TASK DETAILS:
What lines in the entries hold the string "category"? List them.

··· AVAILABLE DATA ···

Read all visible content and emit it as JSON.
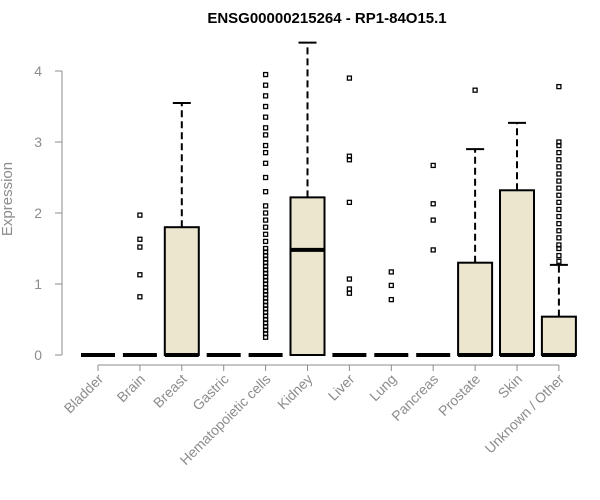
{
  "chart_data": {
    "type": "boxplot",
    "title": "ENSG00000215264 - RP1-84O15.1",
    "ylabel": "Expression",
    "xlabel": "",
    "ylim": [
      0,
      4.4
    ],
    "yticks": [
      "0",
      "1",
      "2",
      "3",
      "4"
    ],
    "grid": false,
    "box_fill": "#ece6cf",
    "categories": [
      "Bladder",
      "Brain",
      "Breast",
      "Gastric",
      "Hematopoietic cells",
      "Kidney",
      "Liver",
      "Lung",
      "Pancreas",
      "Prostate",
      "Skin",
      "Unknown / Other"
    ],
    "series": [
      {
        "category": "Bladder",
        "whislo": 0,
        "q1": 0,
        "med": 0,
        "q3": 0,
        "whishi": 0,
        "fliers": []
      },
      {
        "category": "Brain",
        "whislo": 0,
        "q1": 0,
        "med": 0,
        "q3": 0,
        "whishi": 0,
        "fliers": [
          0.82,
          1.13,
          1.52,
          1.63,
          1.97
        ]
      },
      {
        "category": "Breast",
        "whislo": 0,
        "q1": 0,
        "med": 0,
        "q3": 1.8,
        "whishi": 3.55,
        "fliers": []
      },
      {
        "category": "Gastric",
        "whislo": 0,
        "q1": 0,
        "med": 0,
        "q3": 0,
        "whishi": 0,
        "fliers": []
      },
      {
        "category": "Hematopoietic cells",
        "whislo": 0,
        "q1": 0,
        "med": 0,
        "q3": 0,
        "whishi": 0,
        "fliers": [
          0.25,
          0.3,
          0.35,
          0.4,
          0.45,
          0.5,
          0.55,
          0.6,
          0.65,
          0.7,
          0.75,
          0.8,
          0.85,
          0.9,
          0.95,
          1.0,
          1.05,
          1.1,
          1.15,
          1.2,
          1.25,
          1.3,
          1.35,
          1.4,
          1.45,
          1.5,
          1.6,
          1.7,
          1.8,
          1.9,
          2.0,
          2.1,
          2.3,
          2.5,
          2.7,
          2.85,
          2.95,
          3.1,
          3.2,
          3.35,
          3.5,
          3.65,
          3.8,
          3.95
        ]
      },
      {
        "category": "Kidney",
        "whislo": 0,
        "q1": 0,
        "med": 1.48,
        "q3": 2.22,
        "whishi": 4.4,
        "fliers": []
      },
      {
        "category": "Liver",
        "whislo": 0,
        "q1": 0,
        "med": 0,
        "q3": 0,
        "whishi": 0,
        "fliers": [
          0.87,
          0.93,
          1.07,
          2.15,
          2.75,
          2.8,
          3.9
        ]
      },
      {
        "category": "Lung",
        "whislo": 0,
        "q1": 0,
        "med": 0,
        "q3": 0,
        "whishi": 0,
        "fliers": [
          0.78,
          0.98,
          1.17
        ]
      },
      {
        "category": "Pancreas",
        "whislo": 0,
        "q1": 0,
        "med": 0,
        "q3": 0,
        "whishi": 0,
        "fliers": [
          1.48,
          1.9,
          2.13,
          2.67
        ]
      },
      {
        "category": "Prostate",
        "whislo": 0,
        "q1": 0,
        "med": 0,
        "q3": 1.3,
        "whishi": 2.9,
        "fliers": [
          3.73
        ]
      },
      {
        "category": "Skin",
        "whislo": 0,
        "q1": 0,
        "med": 0,
        "q3": 2.32,
        "whishi": 3.27,
        "fliers": []
      },
      {
        "category": "Unknown / Other",
        "whislo": 0,
        "q1": 0,
        "med": 0,
        "q3": 0.54,
        "whishi": 1.27,
        "fliers": [
          1.32,
          1.4,
          1.5,
          1.55,
          1.65,
          1.75,
          1.85,
          1.95,
          2.05,
          2.15,
          2.25,
          2.35,
          2.45,
          2.55,
          2.65,
          2.75,
          2.85,
          2.95,
          3.0,
          3.78
        ]
      }
    ]
  }
}
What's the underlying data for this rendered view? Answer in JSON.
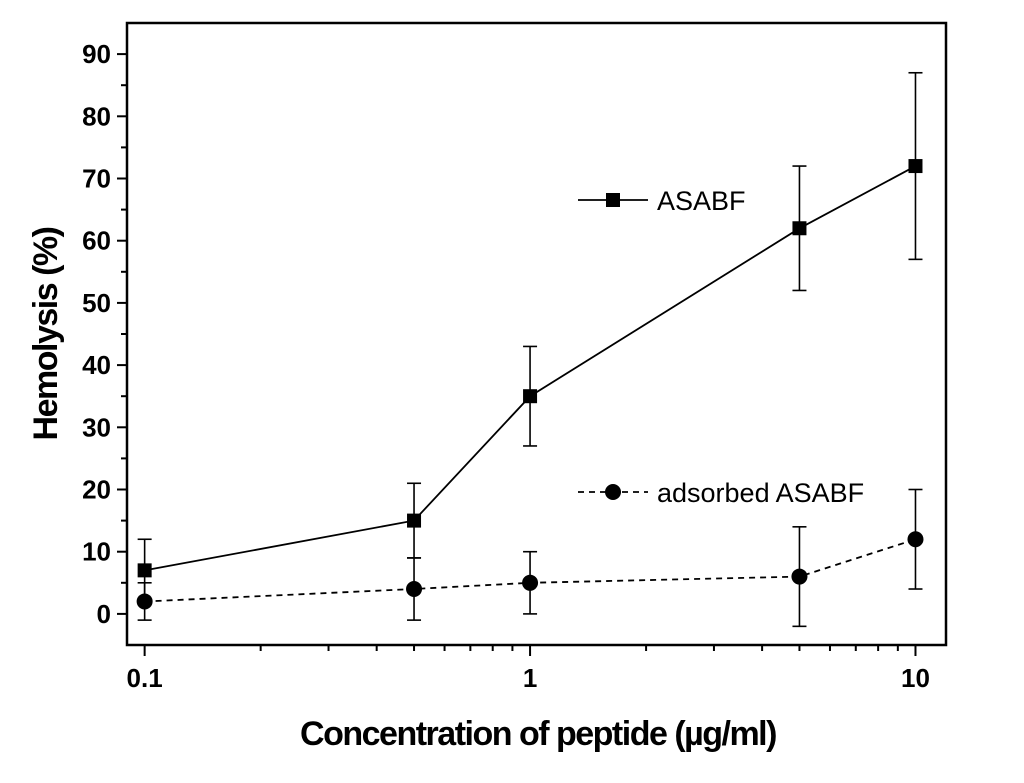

···

YOUR SOLUTION:
        "category": "Bladder",
        "category": "Brain",
        "category": "Breast",
        "category": "Gastric",
        "category": "Hematopoietic cells",
        "category": "Kidney",
        "category": "Liver",
        "category": "Lung",
        "category": "Pancreas",
        "category": "Prostate",
        "category": "Skin",
        "category": "Unknown / Other",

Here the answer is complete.